- [Short exercise]:
Wherever the string "water" appears in a line, extract that line.

- [Data entries]:

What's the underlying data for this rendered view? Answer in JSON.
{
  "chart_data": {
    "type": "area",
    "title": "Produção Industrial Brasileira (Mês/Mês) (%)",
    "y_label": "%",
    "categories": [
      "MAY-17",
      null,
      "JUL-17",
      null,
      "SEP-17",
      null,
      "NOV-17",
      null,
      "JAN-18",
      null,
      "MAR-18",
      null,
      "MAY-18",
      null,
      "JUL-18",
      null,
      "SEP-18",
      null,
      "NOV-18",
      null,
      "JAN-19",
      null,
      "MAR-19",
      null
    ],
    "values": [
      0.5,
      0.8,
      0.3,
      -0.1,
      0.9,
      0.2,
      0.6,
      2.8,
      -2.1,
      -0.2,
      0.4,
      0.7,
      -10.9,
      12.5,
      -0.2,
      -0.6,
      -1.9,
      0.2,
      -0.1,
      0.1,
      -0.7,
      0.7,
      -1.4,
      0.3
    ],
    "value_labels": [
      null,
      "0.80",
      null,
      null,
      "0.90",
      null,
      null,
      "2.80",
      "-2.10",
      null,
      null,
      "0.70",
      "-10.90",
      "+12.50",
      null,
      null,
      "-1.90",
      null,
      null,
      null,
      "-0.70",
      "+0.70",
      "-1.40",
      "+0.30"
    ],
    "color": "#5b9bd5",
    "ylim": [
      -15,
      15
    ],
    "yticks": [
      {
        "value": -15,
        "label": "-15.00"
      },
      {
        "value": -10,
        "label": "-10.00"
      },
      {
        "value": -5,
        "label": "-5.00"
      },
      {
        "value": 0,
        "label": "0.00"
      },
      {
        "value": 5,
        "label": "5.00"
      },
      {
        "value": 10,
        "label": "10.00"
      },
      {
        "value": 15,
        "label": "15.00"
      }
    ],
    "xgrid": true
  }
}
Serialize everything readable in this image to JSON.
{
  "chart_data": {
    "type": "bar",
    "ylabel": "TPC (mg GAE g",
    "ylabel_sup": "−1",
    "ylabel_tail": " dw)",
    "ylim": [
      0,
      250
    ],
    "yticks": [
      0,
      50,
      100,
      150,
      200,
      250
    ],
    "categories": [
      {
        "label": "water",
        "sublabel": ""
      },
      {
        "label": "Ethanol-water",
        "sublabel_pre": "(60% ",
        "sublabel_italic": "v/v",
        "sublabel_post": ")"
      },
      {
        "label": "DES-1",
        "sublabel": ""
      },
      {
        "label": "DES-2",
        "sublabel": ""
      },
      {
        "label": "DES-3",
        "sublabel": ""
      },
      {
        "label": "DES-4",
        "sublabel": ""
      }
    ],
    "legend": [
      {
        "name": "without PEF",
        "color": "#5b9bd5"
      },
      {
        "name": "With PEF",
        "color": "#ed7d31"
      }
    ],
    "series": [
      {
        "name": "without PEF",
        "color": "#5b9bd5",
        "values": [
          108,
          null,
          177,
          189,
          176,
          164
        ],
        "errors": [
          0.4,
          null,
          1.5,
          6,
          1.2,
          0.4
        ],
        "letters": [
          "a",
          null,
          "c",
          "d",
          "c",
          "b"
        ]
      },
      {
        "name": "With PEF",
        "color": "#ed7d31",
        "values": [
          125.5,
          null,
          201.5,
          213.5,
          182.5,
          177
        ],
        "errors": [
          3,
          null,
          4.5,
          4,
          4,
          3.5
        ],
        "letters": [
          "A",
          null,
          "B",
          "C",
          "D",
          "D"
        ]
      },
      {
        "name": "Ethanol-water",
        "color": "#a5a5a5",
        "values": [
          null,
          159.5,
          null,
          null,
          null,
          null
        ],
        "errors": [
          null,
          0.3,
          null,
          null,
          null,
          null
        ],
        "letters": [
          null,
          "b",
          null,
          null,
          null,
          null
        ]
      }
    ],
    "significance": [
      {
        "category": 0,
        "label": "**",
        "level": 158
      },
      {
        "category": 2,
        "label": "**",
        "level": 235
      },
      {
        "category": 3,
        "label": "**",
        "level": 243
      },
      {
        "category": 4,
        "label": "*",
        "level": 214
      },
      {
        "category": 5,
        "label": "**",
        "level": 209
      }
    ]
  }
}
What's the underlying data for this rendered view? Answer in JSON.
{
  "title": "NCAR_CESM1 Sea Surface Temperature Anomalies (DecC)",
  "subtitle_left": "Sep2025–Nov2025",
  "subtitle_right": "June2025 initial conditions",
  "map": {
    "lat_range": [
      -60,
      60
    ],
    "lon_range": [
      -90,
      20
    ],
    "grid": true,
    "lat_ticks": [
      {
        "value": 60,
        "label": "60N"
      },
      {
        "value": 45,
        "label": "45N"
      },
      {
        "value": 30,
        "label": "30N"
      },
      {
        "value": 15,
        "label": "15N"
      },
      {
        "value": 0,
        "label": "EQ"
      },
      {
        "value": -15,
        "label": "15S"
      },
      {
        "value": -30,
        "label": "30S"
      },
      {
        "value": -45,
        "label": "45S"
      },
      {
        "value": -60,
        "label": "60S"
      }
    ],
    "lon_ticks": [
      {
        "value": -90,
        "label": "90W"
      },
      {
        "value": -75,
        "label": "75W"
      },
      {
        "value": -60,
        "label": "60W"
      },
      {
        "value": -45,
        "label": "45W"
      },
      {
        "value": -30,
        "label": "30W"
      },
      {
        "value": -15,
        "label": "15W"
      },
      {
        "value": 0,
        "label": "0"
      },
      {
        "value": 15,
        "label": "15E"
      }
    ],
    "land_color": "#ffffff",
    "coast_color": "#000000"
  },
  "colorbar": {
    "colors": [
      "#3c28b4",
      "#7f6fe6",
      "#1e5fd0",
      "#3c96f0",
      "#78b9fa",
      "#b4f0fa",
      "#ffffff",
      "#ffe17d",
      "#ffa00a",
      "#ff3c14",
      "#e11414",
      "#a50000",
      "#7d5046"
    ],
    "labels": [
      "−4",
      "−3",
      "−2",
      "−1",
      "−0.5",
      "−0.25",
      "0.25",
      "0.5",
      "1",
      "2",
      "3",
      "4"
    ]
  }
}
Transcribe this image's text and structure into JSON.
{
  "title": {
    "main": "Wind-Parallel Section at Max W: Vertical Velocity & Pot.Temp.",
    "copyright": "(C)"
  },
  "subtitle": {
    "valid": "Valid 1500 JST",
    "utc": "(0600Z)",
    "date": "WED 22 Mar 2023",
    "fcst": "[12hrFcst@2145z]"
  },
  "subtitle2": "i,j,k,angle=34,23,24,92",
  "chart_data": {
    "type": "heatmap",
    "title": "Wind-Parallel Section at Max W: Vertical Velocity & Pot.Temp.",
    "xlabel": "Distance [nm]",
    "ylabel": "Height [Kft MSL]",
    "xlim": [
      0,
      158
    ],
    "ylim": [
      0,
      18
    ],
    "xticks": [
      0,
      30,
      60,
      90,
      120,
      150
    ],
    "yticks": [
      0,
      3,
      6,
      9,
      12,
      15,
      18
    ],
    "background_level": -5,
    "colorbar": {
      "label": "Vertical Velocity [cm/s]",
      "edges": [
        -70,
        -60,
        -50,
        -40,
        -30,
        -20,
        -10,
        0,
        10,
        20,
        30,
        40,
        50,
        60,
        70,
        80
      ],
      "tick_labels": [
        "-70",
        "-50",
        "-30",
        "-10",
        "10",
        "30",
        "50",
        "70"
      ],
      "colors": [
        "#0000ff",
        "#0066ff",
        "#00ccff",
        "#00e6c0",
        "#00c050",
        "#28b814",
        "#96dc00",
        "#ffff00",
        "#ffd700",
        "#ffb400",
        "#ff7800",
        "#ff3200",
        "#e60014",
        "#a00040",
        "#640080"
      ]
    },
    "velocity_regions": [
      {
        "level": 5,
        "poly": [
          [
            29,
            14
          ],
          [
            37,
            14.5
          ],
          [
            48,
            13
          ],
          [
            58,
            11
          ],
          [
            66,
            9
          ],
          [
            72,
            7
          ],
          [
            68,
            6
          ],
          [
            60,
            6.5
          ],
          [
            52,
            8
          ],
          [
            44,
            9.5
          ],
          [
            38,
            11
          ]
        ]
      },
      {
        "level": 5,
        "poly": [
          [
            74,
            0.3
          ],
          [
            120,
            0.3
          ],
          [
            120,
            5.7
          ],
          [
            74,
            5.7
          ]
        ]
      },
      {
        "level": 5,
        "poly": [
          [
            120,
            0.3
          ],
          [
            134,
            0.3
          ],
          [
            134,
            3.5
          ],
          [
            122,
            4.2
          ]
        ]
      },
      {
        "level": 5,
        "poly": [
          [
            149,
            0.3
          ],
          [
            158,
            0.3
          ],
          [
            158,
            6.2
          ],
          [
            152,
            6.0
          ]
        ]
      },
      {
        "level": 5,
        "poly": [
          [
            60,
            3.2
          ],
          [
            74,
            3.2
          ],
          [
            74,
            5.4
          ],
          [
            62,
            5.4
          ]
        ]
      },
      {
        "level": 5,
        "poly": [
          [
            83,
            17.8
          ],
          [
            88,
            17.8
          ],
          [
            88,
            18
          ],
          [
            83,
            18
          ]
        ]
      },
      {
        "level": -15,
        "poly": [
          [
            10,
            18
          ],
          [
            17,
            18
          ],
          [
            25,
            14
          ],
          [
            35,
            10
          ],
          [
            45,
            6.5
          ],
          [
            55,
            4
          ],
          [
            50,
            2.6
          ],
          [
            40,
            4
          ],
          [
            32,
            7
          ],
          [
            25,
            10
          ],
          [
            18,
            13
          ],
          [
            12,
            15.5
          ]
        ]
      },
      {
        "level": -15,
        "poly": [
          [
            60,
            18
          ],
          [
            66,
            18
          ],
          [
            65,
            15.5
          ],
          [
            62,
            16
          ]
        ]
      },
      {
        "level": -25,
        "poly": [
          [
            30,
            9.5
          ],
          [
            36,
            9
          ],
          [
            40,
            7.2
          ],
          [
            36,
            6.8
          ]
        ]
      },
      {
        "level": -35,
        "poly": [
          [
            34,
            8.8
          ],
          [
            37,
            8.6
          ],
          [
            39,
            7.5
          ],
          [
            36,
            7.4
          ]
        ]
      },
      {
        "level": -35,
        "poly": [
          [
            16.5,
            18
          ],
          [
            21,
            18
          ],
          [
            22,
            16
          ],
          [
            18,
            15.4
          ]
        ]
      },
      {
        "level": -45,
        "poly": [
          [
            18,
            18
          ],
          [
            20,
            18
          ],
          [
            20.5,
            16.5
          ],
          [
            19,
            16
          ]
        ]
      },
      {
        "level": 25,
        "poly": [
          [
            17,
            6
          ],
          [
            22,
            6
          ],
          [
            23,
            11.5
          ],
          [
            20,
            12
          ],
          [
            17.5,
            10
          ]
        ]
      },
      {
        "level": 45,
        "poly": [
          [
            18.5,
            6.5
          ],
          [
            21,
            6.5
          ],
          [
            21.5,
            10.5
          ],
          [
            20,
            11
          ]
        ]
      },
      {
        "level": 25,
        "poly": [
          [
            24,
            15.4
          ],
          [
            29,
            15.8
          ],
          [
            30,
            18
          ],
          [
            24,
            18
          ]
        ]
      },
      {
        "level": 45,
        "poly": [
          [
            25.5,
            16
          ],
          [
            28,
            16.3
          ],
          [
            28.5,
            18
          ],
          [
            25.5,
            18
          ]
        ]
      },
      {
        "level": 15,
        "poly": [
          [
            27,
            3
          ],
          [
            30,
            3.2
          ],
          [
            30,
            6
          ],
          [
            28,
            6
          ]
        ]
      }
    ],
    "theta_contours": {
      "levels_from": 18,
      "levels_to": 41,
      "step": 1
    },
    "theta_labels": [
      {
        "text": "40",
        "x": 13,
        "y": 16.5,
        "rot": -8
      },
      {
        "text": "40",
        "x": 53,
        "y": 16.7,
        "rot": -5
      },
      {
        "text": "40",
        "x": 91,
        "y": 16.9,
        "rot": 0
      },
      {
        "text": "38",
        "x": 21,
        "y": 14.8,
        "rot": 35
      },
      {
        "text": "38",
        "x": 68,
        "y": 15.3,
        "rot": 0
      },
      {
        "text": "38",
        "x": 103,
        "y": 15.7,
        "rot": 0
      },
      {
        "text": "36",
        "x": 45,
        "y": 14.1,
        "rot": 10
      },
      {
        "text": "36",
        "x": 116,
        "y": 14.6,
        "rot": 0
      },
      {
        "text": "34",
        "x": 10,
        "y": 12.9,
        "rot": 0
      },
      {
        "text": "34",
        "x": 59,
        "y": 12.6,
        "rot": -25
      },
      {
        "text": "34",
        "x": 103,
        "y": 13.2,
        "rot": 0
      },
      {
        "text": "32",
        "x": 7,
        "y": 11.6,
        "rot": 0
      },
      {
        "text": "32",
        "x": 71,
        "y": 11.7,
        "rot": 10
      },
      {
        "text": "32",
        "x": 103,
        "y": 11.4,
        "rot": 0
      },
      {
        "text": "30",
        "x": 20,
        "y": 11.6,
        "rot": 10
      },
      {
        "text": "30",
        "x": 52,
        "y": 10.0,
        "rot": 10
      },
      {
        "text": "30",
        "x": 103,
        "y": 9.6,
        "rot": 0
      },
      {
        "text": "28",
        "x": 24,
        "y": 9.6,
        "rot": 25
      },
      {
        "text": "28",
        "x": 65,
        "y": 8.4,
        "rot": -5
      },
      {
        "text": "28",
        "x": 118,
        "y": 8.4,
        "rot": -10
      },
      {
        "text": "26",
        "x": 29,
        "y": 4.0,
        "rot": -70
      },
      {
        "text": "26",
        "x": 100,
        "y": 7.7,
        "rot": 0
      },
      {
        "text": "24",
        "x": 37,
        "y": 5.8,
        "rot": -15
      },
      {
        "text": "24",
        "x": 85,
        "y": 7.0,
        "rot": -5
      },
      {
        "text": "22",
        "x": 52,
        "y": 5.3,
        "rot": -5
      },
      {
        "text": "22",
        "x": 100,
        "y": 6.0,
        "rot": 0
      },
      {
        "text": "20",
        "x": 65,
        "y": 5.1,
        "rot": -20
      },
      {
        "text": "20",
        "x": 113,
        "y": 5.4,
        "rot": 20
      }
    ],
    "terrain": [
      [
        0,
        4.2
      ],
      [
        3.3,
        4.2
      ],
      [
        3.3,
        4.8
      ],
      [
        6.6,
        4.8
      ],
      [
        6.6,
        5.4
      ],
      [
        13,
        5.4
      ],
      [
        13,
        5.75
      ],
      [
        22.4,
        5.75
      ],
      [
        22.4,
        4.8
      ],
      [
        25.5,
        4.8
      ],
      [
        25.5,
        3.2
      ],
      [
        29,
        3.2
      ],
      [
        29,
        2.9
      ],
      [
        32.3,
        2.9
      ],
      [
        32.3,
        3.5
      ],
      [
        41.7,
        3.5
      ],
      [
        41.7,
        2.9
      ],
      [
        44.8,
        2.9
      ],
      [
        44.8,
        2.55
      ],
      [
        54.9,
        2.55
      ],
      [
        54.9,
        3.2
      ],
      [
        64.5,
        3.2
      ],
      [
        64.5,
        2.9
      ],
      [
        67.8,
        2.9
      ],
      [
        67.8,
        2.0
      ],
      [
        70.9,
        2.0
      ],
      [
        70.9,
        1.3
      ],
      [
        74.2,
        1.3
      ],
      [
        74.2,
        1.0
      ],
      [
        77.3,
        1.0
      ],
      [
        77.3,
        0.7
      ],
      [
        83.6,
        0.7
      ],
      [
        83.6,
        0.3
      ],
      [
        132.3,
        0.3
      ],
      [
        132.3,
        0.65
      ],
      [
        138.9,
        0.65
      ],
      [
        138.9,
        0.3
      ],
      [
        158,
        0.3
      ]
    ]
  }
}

- [Exercise output]:
        "label": "water",
        "label": "Ethanol-water",
        "name": "Ethanol-water",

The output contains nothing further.